**Given task**
Wherever the string "this" appears, copy the whole line.

**Records for the exercise**
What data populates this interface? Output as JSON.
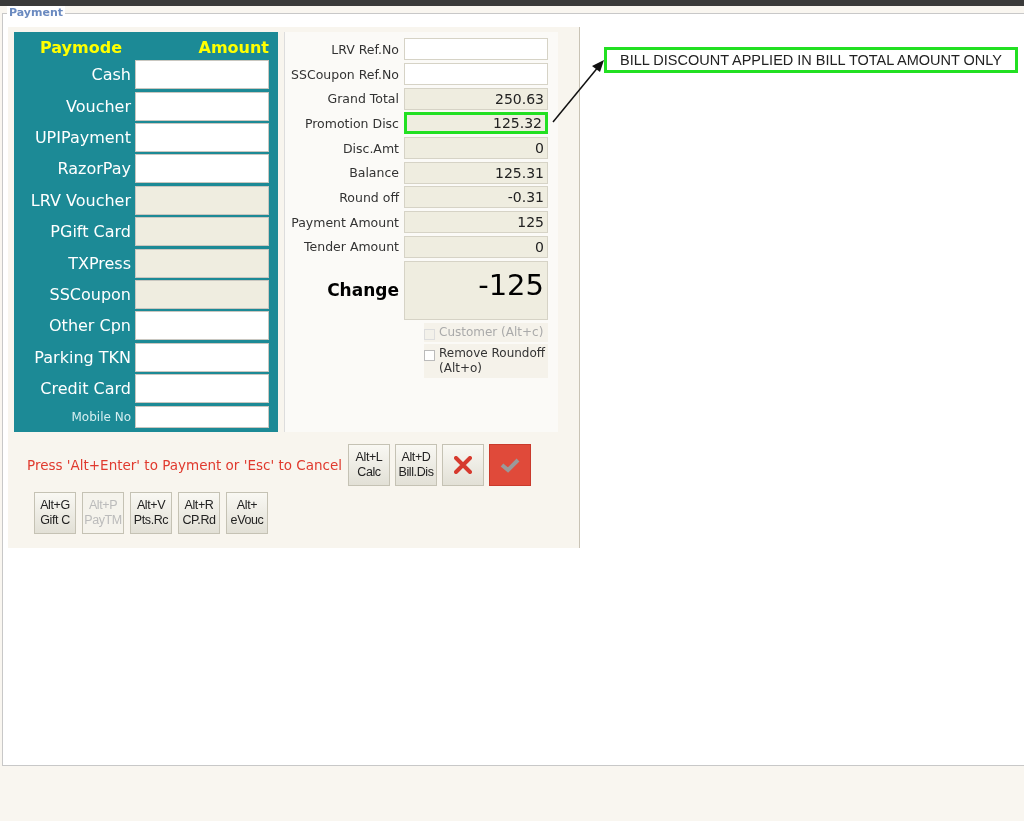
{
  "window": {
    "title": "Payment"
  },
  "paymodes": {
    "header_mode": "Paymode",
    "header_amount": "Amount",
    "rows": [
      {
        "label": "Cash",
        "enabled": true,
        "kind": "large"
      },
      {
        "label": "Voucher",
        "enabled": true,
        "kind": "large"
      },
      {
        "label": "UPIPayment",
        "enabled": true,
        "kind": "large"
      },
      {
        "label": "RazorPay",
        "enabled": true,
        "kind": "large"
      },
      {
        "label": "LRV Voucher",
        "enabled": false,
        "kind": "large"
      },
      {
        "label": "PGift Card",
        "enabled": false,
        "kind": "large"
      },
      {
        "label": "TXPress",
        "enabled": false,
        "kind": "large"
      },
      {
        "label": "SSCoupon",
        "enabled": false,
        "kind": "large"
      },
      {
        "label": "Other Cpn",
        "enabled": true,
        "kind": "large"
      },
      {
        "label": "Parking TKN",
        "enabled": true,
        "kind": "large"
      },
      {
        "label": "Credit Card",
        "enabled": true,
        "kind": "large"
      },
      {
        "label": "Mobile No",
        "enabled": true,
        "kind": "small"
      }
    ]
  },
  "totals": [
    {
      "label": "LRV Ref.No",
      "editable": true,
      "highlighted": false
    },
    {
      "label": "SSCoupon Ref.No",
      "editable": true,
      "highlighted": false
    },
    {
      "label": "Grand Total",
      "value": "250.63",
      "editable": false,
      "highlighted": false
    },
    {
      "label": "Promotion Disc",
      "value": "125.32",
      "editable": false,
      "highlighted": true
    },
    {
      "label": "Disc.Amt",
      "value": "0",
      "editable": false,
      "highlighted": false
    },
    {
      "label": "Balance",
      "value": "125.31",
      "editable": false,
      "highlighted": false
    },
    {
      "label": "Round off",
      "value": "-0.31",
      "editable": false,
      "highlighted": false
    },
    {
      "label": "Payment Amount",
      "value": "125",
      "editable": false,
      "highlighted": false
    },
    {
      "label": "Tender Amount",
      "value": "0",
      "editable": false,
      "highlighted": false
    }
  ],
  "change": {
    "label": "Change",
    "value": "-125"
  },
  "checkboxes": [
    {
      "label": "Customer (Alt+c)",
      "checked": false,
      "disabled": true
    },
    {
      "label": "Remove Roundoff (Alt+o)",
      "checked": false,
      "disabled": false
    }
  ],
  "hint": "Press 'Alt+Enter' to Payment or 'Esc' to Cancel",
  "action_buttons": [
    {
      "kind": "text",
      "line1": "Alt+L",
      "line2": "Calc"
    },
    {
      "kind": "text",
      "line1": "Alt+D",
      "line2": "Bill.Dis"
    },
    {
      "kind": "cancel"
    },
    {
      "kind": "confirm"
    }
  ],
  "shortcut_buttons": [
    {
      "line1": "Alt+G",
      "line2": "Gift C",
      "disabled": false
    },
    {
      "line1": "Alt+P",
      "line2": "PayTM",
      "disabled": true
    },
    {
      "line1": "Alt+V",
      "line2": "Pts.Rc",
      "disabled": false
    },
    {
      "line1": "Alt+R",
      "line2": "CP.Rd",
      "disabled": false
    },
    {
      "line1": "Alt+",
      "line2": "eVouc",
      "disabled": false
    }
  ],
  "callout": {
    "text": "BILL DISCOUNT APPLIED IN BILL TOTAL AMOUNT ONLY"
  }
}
--
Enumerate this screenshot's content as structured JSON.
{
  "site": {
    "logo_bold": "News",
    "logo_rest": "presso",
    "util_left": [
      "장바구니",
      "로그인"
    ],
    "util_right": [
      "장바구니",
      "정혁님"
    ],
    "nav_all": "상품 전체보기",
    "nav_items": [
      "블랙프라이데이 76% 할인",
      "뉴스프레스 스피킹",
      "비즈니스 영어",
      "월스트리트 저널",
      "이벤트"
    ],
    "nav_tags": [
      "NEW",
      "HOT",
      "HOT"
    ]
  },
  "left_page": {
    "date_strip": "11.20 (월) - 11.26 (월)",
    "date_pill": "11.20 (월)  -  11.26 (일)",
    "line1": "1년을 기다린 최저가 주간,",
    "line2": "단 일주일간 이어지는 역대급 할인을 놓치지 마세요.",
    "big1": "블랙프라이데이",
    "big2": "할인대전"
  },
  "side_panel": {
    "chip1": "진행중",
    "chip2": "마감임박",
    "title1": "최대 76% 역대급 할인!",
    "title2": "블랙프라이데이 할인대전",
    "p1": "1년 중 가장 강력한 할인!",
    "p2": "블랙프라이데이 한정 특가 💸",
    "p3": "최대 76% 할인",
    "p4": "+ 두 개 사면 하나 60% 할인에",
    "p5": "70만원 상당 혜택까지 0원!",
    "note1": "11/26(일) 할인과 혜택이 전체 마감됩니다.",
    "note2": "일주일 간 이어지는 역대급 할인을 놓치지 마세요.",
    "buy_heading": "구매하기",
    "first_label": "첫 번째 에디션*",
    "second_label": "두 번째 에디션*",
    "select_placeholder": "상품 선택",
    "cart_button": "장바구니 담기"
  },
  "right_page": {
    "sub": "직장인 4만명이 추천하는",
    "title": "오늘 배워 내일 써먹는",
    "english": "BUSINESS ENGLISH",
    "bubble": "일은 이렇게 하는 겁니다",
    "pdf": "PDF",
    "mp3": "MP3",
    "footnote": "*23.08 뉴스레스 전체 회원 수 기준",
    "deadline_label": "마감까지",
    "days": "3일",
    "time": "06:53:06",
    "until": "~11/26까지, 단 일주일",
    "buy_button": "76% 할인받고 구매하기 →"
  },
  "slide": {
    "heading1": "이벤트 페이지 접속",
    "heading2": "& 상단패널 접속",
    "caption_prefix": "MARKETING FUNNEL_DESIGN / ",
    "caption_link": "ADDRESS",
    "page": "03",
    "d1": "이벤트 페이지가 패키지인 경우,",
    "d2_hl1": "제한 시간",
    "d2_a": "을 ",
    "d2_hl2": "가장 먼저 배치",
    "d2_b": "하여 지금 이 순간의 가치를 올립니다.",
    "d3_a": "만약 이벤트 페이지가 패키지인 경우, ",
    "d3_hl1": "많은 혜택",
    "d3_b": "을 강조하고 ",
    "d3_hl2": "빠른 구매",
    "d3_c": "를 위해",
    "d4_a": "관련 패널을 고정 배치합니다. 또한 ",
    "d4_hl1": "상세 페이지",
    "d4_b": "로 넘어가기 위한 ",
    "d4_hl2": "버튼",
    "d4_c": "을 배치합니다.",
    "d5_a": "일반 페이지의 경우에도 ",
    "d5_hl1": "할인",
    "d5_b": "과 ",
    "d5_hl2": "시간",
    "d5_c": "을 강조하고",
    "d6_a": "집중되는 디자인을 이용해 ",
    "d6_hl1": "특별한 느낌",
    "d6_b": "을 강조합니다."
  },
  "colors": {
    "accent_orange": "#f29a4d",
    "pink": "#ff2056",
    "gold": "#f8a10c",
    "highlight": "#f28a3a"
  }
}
...
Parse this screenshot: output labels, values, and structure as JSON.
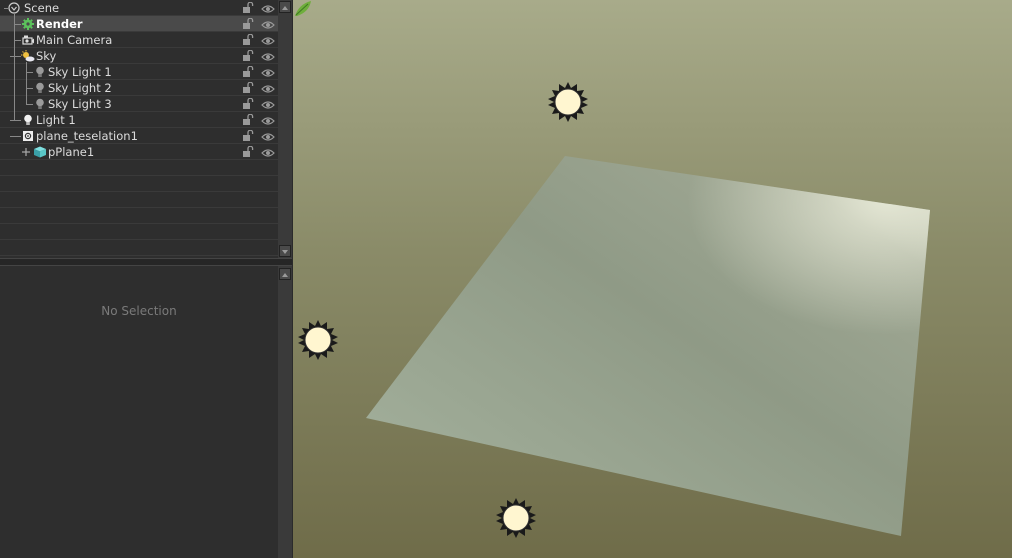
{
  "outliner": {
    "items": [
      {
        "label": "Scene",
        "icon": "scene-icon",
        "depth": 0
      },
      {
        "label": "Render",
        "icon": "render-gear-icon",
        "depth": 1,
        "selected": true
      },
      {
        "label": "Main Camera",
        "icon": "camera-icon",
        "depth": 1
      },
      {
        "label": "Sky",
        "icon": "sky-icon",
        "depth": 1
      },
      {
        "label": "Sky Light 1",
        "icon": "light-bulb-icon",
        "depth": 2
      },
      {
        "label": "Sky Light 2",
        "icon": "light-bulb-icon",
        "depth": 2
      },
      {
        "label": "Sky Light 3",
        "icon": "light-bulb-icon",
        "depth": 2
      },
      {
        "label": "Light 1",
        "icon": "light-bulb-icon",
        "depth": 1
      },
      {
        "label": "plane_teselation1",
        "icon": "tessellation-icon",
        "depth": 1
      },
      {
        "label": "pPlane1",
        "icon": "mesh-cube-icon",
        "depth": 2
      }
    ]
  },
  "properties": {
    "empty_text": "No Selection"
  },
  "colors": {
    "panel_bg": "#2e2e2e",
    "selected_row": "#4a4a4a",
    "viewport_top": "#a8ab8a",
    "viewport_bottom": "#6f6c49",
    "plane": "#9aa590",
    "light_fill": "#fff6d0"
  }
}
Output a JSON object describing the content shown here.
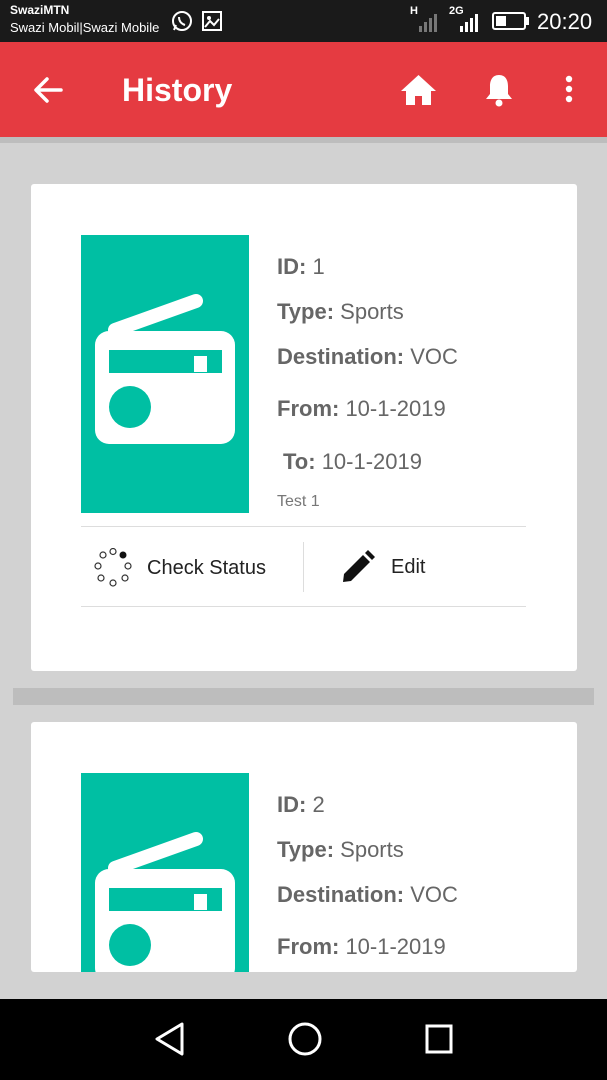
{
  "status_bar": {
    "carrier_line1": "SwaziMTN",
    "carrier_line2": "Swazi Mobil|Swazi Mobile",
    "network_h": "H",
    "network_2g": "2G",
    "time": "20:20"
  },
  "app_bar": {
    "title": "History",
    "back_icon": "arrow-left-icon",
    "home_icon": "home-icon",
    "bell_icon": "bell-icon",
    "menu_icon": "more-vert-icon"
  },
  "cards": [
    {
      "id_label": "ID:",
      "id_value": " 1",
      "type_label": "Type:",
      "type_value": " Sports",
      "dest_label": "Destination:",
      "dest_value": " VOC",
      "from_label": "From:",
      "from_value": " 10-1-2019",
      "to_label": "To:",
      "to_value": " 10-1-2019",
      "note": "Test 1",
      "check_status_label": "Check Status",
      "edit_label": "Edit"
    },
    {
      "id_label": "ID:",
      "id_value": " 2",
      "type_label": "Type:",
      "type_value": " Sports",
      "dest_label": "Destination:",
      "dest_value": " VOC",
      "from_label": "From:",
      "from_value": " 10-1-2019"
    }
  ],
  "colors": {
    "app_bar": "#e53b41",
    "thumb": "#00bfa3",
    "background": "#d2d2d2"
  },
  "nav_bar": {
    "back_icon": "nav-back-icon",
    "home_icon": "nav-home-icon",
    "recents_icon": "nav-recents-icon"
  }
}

**Exercise output**
What data populates this interface? Output as JSON.
Enumerate this screenshot's content as structured JSON.
Parse this screenshot: output labels, values, and structure as JSON.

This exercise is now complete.